%%

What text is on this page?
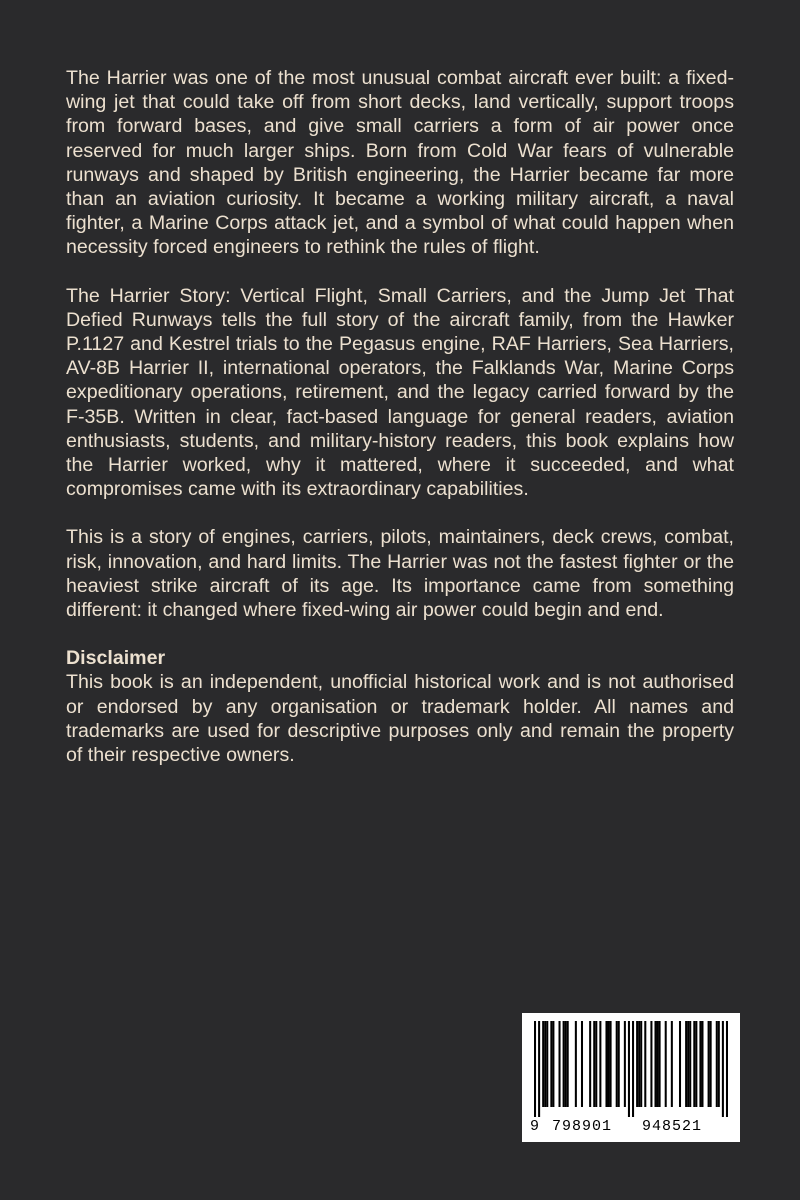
The Harrier was one of the most unusual combat aircraft ever built: a fixed-wing jet that could take off from short decks, land vertically, support troops from forward bases, and give small carriers a form of air power once reserved for much larger ships. Born from Cold War fears of vulnerable runways and shaped by British engineering, the Harrier became far more than an aviation curiosity. It became a working military aircraft, a naval fighter, a Marine Corps attack jet, and a symbol of what could happen when necessity forced engineers to rethink the rules of flight.

The Harrier Story: Vertical Flight, Small Carriers, and the Jump Jet That Defied Runways tells the full story of the aircraft family, from the Hawker P.1127 and Kestrel trials to the Pegasus engine, RAF Harriers, Sea Harriers, AV-8B Harrier II, international operators, the Falklands War, Marine Corps expeditionary operations, retirement, and the legacy carried forward by the F-35B. Written in clear, fact-based language for general readers, aviation enthusiasts, students, and military-history readers, this book explains how the Harrier worked, why it mattered, where it succeeded, and what compromises came with its extraordinary capabilities.

This is a story of engines, carriers, pilots, maintainers, deck crews, combat, risk, innovation, and hard limits. The Harrier was not the fastest fighter or the heaviest strike aircraft of its age. Its importance came from something different: it changed where fixed-wing air power could begin and end.

Disclaimer

This book is an independent, unofficial historical work and is not authorised or endorsed by any organisation or trademark holder. All names and trademarks are used for descriptive purposes only and remain the property of their respective owners.

9 798901 948521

%%

* [Stated exercise] Look above for lines with the word "wing" and copy them all.

* [Solution for this exercise]
The Harrier was one of the most unusual combat aircraft ever built: a fixed-wing jet that could take off from short decks, land vertically, support troops from forward bases, and give small carriers a form of air power once reserved for much larger ships. Born from Cold War fears of vulnerable runways and shaped by British engineering, the Harrier became far more than an aviation curiosity. It became a working military aircraft, a naval fighter, a Marine Corps attack jet, and a symbol of what could happen when necessity forced engineers to rethink the rules of flight.
This is a story of engines, carriers, pilots, maintainers, deck crews, combat, risk, innovation, and hard limits. The Harrier was not the fastest fighter or the heaviest strike aircraft of its age. Its importance came from something different: it changed where fixed-wing air power could begin and end.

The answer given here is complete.